* _Exercise goal_: Filter the data below for the string "Report" and copy each matching line.
◇ ◇ ◇ ◇
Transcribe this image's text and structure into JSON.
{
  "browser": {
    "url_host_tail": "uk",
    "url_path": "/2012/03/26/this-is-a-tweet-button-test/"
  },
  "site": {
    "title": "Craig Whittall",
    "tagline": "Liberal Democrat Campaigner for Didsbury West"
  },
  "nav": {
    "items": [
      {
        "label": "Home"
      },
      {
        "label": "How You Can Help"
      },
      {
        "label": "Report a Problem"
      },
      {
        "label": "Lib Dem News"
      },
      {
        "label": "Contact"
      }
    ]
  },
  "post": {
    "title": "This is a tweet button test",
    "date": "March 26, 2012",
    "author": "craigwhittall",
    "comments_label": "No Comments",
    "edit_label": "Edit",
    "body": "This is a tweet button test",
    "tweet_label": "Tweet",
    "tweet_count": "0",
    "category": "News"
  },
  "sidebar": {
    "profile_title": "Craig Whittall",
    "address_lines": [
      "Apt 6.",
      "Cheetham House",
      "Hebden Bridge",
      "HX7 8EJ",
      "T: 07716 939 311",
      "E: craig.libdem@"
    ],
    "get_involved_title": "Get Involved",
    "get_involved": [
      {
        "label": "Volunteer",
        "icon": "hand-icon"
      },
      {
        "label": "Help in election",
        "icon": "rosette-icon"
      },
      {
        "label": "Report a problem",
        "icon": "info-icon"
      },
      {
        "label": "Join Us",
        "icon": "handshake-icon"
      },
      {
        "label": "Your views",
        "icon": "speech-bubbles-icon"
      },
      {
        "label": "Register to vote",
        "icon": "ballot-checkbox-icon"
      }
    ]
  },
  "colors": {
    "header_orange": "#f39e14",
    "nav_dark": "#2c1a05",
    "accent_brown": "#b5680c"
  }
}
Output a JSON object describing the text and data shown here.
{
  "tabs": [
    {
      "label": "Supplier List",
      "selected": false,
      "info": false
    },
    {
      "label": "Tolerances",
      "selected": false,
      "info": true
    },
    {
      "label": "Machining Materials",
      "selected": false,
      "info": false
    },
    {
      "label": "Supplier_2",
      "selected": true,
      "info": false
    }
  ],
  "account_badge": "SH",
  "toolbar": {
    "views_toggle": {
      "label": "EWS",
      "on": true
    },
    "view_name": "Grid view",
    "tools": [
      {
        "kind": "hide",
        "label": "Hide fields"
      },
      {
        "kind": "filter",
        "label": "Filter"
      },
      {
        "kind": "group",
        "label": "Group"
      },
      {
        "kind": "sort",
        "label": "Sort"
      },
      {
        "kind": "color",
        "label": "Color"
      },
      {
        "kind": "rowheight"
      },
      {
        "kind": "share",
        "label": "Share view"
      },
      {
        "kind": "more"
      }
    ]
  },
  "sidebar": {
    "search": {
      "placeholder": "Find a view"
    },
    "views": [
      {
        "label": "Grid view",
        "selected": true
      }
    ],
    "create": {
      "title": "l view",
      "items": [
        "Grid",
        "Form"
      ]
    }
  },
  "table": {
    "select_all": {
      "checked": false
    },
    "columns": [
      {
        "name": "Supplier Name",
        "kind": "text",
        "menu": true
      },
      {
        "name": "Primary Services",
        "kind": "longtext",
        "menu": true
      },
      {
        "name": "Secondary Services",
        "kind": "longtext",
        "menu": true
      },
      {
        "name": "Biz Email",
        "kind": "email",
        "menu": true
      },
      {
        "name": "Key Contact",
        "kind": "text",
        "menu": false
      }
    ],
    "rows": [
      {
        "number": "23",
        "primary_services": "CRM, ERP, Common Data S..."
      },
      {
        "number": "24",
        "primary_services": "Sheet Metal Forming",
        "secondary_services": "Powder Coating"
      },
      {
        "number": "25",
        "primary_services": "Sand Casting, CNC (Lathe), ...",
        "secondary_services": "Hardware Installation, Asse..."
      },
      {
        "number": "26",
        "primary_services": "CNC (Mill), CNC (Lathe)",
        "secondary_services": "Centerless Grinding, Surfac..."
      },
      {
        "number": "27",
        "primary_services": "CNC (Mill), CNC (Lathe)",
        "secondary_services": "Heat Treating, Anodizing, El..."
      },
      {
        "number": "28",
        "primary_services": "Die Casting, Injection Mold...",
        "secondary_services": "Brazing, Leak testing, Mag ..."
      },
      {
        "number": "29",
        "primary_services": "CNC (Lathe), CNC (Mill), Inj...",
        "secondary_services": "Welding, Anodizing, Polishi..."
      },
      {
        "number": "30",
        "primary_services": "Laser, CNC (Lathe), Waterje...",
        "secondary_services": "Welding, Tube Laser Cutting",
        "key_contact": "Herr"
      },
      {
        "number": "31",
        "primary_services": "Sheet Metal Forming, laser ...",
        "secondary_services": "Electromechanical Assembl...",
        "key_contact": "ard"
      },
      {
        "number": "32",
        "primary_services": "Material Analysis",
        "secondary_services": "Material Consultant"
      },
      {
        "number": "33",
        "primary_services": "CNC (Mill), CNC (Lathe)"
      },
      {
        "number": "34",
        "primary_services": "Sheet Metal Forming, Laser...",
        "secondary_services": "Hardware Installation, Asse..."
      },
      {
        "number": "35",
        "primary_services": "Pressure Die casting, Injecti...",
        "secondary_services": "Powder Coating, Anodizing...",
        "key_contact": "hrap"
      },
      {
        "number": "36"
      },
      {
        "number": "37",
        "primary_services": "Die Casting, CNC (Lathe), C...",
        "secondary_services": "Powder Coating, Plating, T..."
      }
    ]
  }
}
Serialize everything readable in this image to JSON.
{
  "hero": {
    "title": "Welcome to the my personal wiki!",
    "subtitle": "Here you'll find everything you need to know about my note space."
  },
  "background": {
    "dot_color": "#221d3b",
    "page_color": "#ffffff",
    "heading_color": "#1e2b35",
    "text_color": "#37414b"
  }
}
◇ ◇ ◇ ◇
* _Output for this task_:
        "label": "Report a Problem"
        "label": "Report a problem",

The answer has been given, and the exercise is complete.